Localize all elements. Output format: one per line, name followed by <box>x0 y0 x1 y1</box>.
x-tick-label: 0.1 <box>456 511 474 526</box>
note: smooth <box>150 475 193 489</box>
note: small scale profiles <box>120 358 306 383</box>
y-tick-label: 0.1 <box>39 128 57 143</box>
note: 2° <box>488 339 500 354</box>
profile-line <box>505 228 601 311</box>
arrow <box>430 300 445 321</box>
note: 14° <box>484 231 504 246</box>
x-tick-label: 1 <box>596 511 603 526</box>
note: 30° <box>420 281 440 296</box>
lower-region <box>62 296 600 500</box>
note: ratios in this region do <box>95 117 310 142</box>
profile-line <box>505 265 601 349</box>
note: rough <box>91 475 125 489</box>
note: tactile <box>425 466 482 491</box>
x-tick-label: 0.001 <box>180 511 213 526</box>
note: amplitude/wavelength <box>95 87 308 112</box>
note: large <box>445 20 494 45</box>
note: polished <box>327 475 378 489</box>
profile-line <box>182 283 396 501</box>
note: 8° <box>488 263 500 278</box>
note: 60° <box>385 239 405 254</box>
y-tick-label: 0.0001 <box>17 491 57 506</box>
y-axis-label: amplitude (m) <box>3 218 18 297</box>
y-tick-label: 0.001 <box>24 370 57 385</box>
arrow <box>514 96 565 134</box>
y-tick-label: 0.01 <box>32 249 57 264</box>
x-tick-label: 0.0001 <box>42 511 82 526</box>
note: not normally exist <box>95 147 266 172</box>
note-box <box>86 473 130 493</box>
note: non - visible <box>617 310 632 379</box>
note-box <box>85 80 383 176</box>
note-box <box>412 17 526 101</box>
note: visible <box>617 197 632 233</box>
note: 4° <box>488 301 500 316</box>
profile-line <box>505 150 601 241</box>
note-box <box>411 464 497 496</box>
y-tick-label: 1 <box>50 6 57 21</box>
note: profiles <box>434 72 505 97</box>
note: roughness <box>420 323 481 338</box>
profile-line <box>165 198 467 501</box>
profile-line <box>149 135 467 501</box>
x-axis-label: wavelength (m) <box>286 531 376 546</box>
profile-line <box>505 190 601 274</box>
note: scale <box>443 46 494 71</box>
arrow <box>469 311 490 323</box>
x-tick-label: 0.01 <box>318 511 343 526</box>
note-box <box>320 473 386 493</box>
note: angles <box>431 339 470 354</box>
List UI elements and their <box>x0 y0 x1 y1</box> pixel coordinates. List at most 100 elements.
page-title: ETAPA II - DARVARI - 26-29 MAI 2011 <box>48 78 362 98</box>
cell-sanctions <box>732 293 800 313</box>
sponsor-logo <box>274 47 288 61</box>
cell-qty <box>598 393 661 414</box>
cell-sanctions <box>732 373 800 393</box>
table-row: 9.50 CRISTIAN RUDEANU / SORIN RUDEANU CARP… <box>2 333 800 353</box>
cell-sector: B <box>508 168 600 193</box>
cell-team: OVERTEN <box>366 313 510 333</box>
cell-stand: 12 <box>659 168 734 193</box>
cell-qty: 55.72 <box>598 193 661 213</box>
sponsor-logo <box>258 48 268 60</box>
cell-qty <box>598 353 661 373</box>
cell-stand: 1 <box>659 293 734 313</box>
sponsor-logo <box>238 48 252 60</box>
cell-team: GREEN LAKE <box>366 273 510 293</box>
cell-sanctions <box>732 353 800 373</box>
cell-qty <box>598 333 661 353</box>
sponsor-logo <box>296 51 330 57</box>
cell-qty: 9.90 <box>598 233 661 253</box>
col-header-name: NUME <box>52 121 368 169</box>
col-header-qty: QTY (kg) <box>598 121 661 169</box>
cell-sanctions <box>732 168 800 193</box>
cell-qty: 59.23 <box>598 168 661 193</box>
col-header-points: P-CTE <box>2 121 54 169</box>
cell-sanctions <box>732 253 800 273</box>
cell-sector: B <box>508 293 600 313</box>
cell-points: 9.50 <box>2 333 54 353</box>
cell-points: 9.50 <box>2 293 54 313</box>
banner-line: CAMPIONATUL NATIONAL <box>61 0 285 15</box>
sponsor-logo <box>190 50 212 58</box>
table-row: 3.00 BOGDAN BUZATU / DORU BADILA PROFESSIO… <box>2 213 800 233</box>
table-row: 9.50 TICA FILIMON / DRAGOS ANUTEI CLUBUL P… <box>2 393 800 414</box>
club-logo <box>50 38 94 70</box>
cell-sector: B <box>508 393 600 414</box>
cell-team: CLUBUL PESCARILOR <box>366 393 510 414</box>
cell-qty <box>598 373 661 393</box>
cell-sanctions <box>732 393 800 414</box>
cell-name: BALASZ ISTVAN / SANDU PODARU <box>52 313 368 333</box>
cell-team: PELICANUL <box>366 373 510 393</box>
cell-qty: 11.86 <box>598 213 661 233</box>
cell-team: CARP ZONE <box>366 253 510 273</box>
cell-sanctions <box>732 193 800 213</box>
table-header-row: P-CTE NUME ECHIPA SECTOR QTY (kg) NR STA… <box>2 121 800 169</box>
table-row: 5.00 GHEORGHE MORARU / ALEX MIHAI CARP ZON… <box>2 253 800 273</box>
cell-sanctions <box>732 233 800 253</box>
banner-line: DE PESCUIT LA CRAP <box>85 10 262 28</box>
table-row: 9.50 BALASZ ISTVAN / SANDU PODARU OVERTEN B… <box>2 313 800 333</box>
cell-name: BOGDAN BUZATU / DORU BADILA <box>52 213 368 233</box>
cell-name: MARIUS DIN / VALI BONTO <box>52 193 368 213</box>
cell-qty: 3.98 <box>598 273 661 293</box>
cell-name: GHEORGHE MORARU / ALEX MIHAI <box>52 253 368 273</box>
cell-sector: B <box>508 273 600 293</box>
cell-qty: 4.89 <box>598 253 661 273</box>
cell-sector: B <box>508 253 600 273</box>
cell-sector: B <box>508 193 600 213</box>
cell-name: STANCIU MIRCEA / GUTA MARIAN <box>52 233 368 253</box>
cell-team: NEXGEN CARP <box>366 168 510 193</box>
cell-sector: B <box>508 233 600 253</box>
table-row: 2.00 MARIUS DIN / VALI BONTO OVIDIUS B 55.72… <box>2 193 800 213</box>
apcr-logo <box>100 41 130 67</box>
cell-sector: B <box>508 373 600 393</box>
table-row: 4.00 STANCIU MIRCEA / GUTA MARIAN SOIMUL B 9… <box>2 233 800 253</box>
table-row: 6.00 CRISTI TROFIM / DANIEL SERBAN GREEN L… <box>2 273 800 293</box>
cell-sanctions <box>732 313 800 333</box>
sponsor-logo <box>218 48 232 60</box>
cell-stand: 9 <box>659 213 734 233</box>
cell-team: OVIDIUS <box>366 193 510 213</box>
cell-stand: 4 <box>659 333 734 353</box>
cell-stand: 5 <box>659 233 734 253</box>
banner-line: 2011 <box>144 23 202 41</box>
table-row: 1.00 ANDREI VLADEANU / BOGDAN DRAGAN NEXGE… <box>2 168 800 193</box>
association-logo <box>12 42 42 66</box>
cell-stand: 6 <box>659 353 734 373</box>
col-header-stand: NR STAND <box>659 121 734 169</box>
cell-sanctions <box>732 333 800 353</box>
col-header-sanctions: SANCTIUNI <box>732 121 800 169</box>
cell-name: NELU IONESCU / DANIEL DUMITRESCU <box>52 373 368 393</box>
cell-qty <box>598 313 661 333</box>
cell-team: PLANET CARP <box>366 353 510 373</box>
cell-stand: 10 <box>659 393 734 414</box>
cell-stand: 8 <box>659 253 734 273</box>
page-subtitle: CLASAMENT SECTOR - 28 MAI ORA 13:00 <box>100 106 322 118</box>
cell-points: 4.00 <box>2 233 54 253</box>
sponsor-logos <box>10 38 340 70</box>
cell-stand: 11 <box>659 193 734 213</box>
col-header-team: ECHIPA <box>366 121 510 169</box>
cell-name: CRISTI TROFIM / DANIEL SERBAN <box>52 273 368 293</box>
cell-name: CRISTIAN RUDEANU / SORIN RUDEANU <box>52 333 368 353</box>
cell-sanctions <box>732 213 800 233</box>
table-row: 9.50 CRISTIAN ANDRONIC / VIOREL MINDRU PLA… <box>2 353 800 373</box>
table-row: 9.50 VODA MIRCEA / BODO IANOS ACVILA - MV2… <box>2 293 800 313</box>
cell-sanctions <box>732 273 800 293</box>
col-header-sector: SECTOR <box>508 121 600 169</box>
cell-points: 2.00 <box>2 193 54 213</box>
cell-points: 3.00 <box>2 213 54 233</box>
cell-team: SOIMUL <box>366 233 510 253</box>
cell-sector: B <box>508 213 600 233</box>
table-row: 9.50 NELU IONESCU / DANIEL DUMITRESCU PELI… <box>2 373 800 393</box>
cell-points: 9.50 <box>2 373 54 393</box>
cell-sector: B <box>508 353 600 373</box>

→ CHALLENGE
Which rows above contain the string "BUZATU", counting case? Extract each of those rows in full.

→ WRITTEN RESPONSE
table-row: 3.00 BOGDAN BUZATU / DORU BADILA PROFESSIO… <box>2 213 800 233</box>
cell-name: BOGDAN BUZATU / DORU BADILA <box>52 213 368 233</box>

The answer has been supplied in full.